## Begin
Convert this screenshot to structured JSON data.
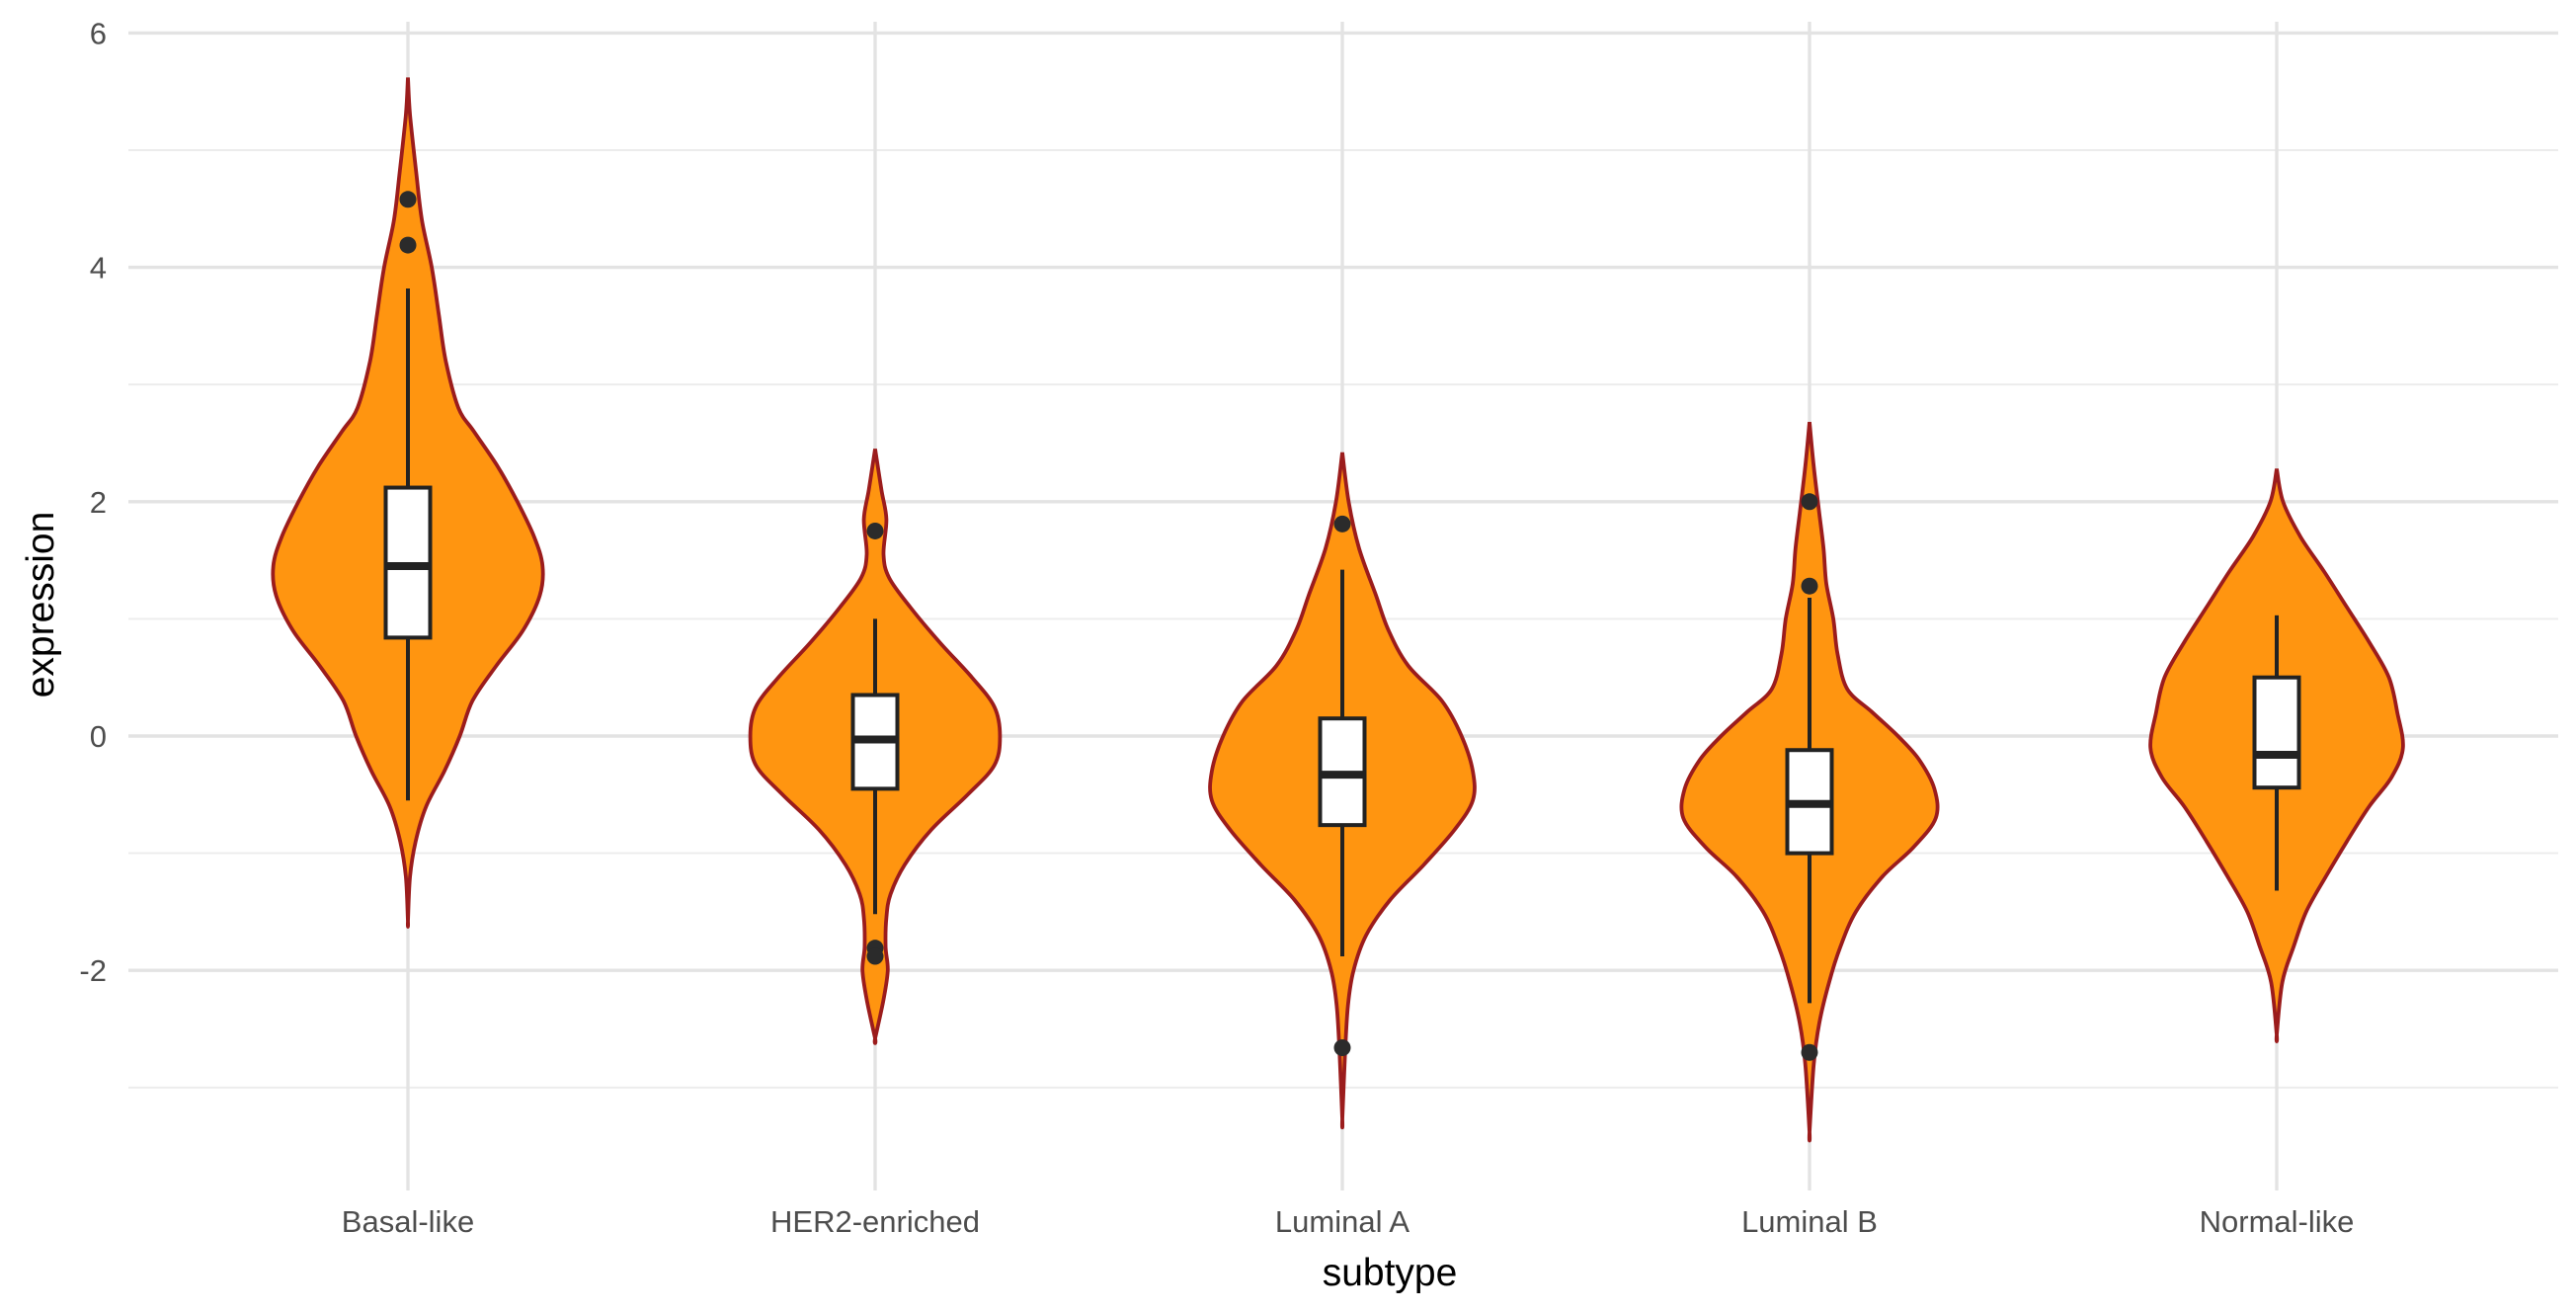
{
  "chart_data": {
    "type": "violin",
    "xlabel": "subtype",
    "ylabel": "expression",
    "ylim": [
      -4.0,
      6.0
    ],
    "yticks": [
      -2,
      0,
      2,
      4,
      6
    ],
    "ytick_labels": [
      "-2",
      "0",
      "2",
      "4",
      "6"
    ],
    "minor_yticks": [
      -3,
      -1,
      1,
      3,
      5
    ],
    "fill_color": "#ff9510",
    "outline_color": "#9b1c1c",
    "categories": [
      "Basal-like",
      "HER2-enriched",
      "Luminal A",
      "Luminal B",
      "Normal-like"
    ],
    "groups": [
      {
        "name": "Basal-like",
        "box": {
          "q1": 0.84,
          "median": 1.45,
          "q3": 2.12,
          "whisker_low": -0.55,
          "whisker_high": 3.82
        },
        "outliers": [
          4.58,
          4.19
        ],
        "violin_profile": [
          [
            5.62,
            0.0
          ],
          [
            5.3,
            0.015
          ],
          [
            4.8,
            0.06
          ],
          [
            4.4,
            0.1
          ],
          [
            4.0,
            0.17
          ],
          [
            3.6,
            0.22
          ],
          [
            3.2,
            0.27
          ],
          [
            2.8,
            0.36
          ],
          [
            2.6,
            0.47
          ],
          [
            2.3,
            0.64
          ],
          [
            2.0,
            0.78
          ],
          [
            1.7,
            0.9
          ],
          [
            1.45,
            0.96
          ],
          [
            1.2,
            0.94
          ],
          [
            0.9,
            0.82
          ],
          [
            0.6,
            0.63
          ],
          [
            0.3,
            0.46
          ],
          [
            0.0,
            0.37
          ],
          [
            -0.3,
            0.26
          ],
          [
            -0.6,
            0.13
          ],
          [
            -0.9,
            0.055
          ],
          [
            -1.2,
            0.015
          ],
          [
            -1.58,
            0.0
          ]
        ]
      },
      {
        "name": "HER2-enriched",
        "box": {
          "q1": -0.45,
          "median": -0.03,
          "q3": 0.35,
          "whisker_low": -1.52,
          "whisker_high": 1.0
        },
        "outliers": [
          1.75,
          -1.81,
          -1.88
        ],
        "violin_profile": [
          [
            2.45,
            0.0
          ],
          [
            2.1,
            0.045
          ],
          [
            1.85,
            0.08
          ],
          [
            1.55,
            0.06
          ],
          [
            1.35,
            0.1
          ],
          [
            1.1,
            0.25
          ],
          [
            0.8,
            0.46
          ],
          [
            0.5,
            0.69
          ],
          [
            0.25,
            0.85
          ],
          [
            0.0,
            0.89
          ],
          [
            -0.25,
            0.85
          ],
          [
            -0.5,
            0.66
          ],
          [
            -0.8,
            0.4
          ],
          [
            -1.1,
            0.21
          ],
          [
            -1.35,
            0.11
          ],
          [
            -1.55,
            0.08
          ],
          [
            -1.8,
            0.075
          ],
          [
            -2.0,
            0.09
          ],
          [
            -2.25,
            0.06
          ],
          [
            -2.58,
            0.0
          ]
        ]
      },
      {
        "name": "Luminal A",
        "box": {
          "q1": -0.76,
          "median": -0.33,
          "q3": 0.15,
          "whisker_low": -1.88,
          "whisker_high": 1.42
        },
        "outliers": [
          1.81,
          -2.66
        ],
        "violin_profile": [
          [
            2.42,
            0.0
          ],
          [
            2.0,
            0.045
          ],
          [
            1.6,
            0.12
          ],
          [
            1.2,
            0.24
          ],
          [
            0.9,
            0.33
          ],
          [
            0.6,
            0.47
          ],
          [
            0.3,
            0.71
          ],
          [
            0.0,
            0.85
          ],
          [
            -0.3,
            0.93
          ],
          [
            -0.55,
            0.93
          ],
          [
            -0.8,
            0.8
          ],
          [
            -1.1,
            0.58
          ],
          [
            -1.4,
            0.34
          ],
          [
            -1.7,
            0.17
          ],
          [
            -2.0,
            0.08
          ],
          [
            -2.3,
            0.04
          ],
          [
            -2.7,
            0.02
          ],
          [
            -3.27,
            0.0
          ]
        ]
      },
      {
        "name": "Luminal B",
        "box": {
          "q1": -1.0,
          "median": -0.58,
          "q3": -0.12,
          "whisker_low": -2.28,
          "whisker_high": 1.18
        },
        "outliers": [
          2.0,
          1.28,
          -2.7
        ],
        "violin_profile": [
          [
            2.68,
            0.0
          ],
          [
            2.3,
            0.03
          ],
          [
            1.9,
            0.07
          ],
          [
            1.6,
            0.1
          ],
          [
            1.3,
            0.12
          ],
          [
            1.0,
            0.17
          ],
          [
            0.7,
            0.2
          ],
          [
            0.4,
            0.27
          ],
          [
            0.2,
            0.45
          ],
          [
            0.0,
            0.63
          ],
          [
            -0.2,
            0.78
          ],
          [
            -0.45,
            0.89
          ],
          [
            -0.7,
            0.9
          ],
          [
            -0.95,
            0.74
          ],
          [
            -1.2,
            0.52
          ],
          [
            -1.5,
            0.33
          ],
          [
            -1.8,
            0.22
          ],
          [
            -2.1,
            0.14
          ],
          [
            -2.45,
            0.07
          ],
          [
            -2.8,
            0.03
          ],
          [
            -3.38,
            0.0
          ]
        ]
      },
      {
        "name": "Normal-like",
        "box": {
          "q1": -0.44,
          "median": -0.16,
          "q3": 0.5,
          "whisker_low": -1.32,
          "whisker_high": 1.03
        },
        "outliers": [],
        "violin_profile": [
          [
            2.28,
            0.0
          ],
          [
            2.0,
            0.045
          ],
          [
            1.7,
            0.17
          ],
          [
            1.4,
            0.34
          ],
          [
            1.1,
            0.5
          ],
          [
            0.8,
            0.66
          ],
          [
            0.5,
            0.8
          ],
          [
            0.2,
            0.86
          ],
          [
            -0.1,
            0.9
          ],
          [
            -0.35,
            0.82
          ],
          [
            -0.6,
            0.66
          ],
          [
            -0.9,
            0.5
          ],
          [
            -1.2,
            0.35
          ],
          [
            -1.5,
            0.21
          ],
          [
            -1.8,
            0.12
          ],
          [
            -2.1,
            0.04
          ],
          [
            -2.55,
            0.0
          ]
        ]
      }
    ]
  }
}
## End
◆ AIM:
Reproduce the entries above word for word. Pictures stay out.

◆ RESPONSE TO THIS EXERCISE:
Convert this screenshot to structured JSON data.
{
  "chart_data": {
    "type": "violin",
    "xlabel": "subtype",
    "ylabel": "expression",
    "ylim": [
      -4.0,
      6.0
    ],
    "yticks": [
      -2,
      0,
      2,
      4,
      6
    ],
    "ytick_labels": [
      "-2",
      "0",
      "2",
      "4",
      "6"
    ],
    "minor_yticks": [
      -3,
      -1,
      1,
      3,
      5
    ],
    "fill_color": "#ff9510",
    "outline_color": "#9b1c1c",
    "categories": [
      "Basal-like",
      "HER2-enriched",
      "Luminal A",
      "Luminal B",
      "Normal-like"
    ],
    "groups": [
      {
        "name": "Basal-like",
        "box": {
          "q1": 0.84,
          "median": 1.45,
          "q3": 2.12,
          "whisker_low": -0.55,
          "whisker_high": 3.82
        },
        "outliers": [
          4.58,
          4.19
        ],
        "violin_profile": [
          [
            5.62,
            0.0
          ],
          [
            5.3,
            0.015
          ],
          [
            4.8,
            0.06
          ],
          [
            4.4,
            0.1
          ],
          [
            4.0,
            0.17
          ],
          [
            3.6,
            0.22
          ],
          [
            3.2,
            0.27
          ],
          [
            2.8,
            0.36
          ],
          [
            2.6,
            0.47
          ],
          [
            2.3,
            0.64
          ],
          [
            2.0,
            0.78
          ],
          [
            1.7,
            0.9
          ],
          [
            1.45,
            0.96
          ],
          [
            1.2,
            0.94
          ],
          [
            0.9,
            0.82
          ],
          [
            0.6,
            0.63
          ],
          [
            0.3,
            0.46
          ],
          [
            0.0,
            0.37
          ],
          [
            -0.3,
            0.26
          ],
          [
            -0.6,
            0.13
          ],
          [
            -0.9,
            0.055
          ],
          [
            -1.2,
            0.015
          ],
          [
            -1.58,
            0.0
          ]
        ]
      },
      {
        "name": "HER2-enriched",
        "box": {
          "q1": -0.45,
          "median": -0.03,
          "q3": 0.35,
          "whisker_low": -1.52,
          "whisker_high": 1.0
        },
        "outliers": [
          1.75,
          -1.81,
          -1.88
        ],
        "violin_profile": [
          [
            2.45,
            0.0
          ],
          [
            2.1,
            0.045
          ],
          [
            1.85,
            0.08
          ],
          [
            1.55,
            0.06
          ],
          [
            1.35,
            0.1
          ],
          [
            1.1,
            0.25
          ],
          [
            0.8,
            0.46
          ],
          [
            0.5,
            0.69
          ],
          [
            0.25,
            0.85
          ],
          [
            0.0,
            0.89
          ],
          [
            -0.25,
            0.85
          ],
          [
            -0.5,
            0.66
          ],
          [
            -0.8,
            0.4
          ],
          [
            -1.1,
            0.21
          ],
          [
            -1.35,
            0.11
          ],
          [
            -1.55,
            0.08
          ],
          [
            -1.8,
            0.075
          ],
          [
            -2.0,
            0.09
          ],
          [
            -2.25,
            0.06
          ],
          [
            -2.58,
            0.0
          ]
        ]
      },
      {
        "name": "Luminal A",
        "box": {
          "q1": -0.76,
          "median": -0.33,
          "q3": 0.15,
          "whisker_low": -1.88,
          "whisker_high": 1.42
        },
        "outliers": [
          1.81,
          -2.66
        ],
        "violin_profile": [
          [
            2.42,
            0.0
          ],
          [
            2.0,
            0.045
          ],
          [
            1.6,
            0.12
          ],
          [
            1.2,
            0.24
          ],
          [
            0.9,
            0.33
          ],
          [
            0.6,
            0.47
          ],
          [
            0.3,
            0.71
          ],
          [
            0.0,
            0.85
          ],
          [
            -0.3,
            0.93
          ],
          [
            -0.55,
            0.93
          ],
          [
            -0.8,
            0.8
          ],
          [
            -1.1,
            0.58
          ],
          [
            -1.4,
            0.34
          ],
          [
            -1.7,
            0.17
          ],
          [
            -2.0,
            0.08
          ],
          [
            -2.3,
            0.04
          ],
          [
            -2.7,
            0.02
          ],
          [
            -3.27,
            0.0
          ]
        ]
      },
      {
        "name": "Luminal B",
        "box": {
          "q1": -1.0,
          "median": -0.58,
          "q3": -0.12,
          "whisker_low": -2.28,
          "whisker_high": 1.18
        },
        "outliers": [
          2.0,
          1.28,
          -2.7
        ],
        "violin_profile": [
          [
            2.68,
            0.0
          ],
          [
            2.3,
            0.03
          ],
          [
            1.9,
            0.07
          ],
          [
            1.6,
            0.1
          ],
          [
            1.3,
            0.12
          ],
          [
            1.0,
            0.17
          ],
          [
            0.7,
            0.2
          ],
          [
            0.4,
            0.27
          ],
          [
            0.2,
            0.45
          ],
          [
            0.0,
            0.63
          ],
          [
            -0.2,
            0.78
          ],
          [
            -0.45,
            0.89
          ],
          [
            -0.7,
            0.9
          ],
          [
            -0.95,
            0.74
          ],
          [
            -1.2,
            0.52
          ],
          [
            -1.5,
            0.33
          ],
          [
            -1.8,
            0.22
          ],
          [
            -2.1,
            0.14
          ],
          [
            -2.45,
            0.07
          ],
          [
            -2.8,
            0.03
          ],
          [
            -3.38,
            0.0
          ]
        ]
      },
      {
        "name": "Normal-like",
        "box": {
          "q1": -0.44,
          "median": -0.16,
          "q3": 0.5,
          "whisker_low": -1.32,
          "whisker_high": 1.03
        },
        "outliers": [],
        "violin_profile": [
          [
            2.28,
            0.0
          ],
          [
            2.0,
            0.045
          ],
          [
            1.7,
            0.17
          ],
          [
            1.4,
            0.34
          ],
          [
            1.1,
            0.5
          ],
          [
            0.8,
            0.66
          ],
          [
            0.5,
            0.8
          ],
          [
            0.2,
            0.86
          ],
          [
            -0.1,
            0.9
          ],
          [
            -0.35,
            0.82
          ],
          [
            -0.6,
            0.66
          ],
          [
            -0.9,
            0.5
          ],
          [
            -1.2,
            0.35
          ],
          [
            -1.5,
            0.21
          ],
          [
            -1.8,
            0.12
          ],
          [
            -2.1,
            0.04
          ],
          [
            -2.55,
            0.0
          ]
        ]
      }
    ]
  }
}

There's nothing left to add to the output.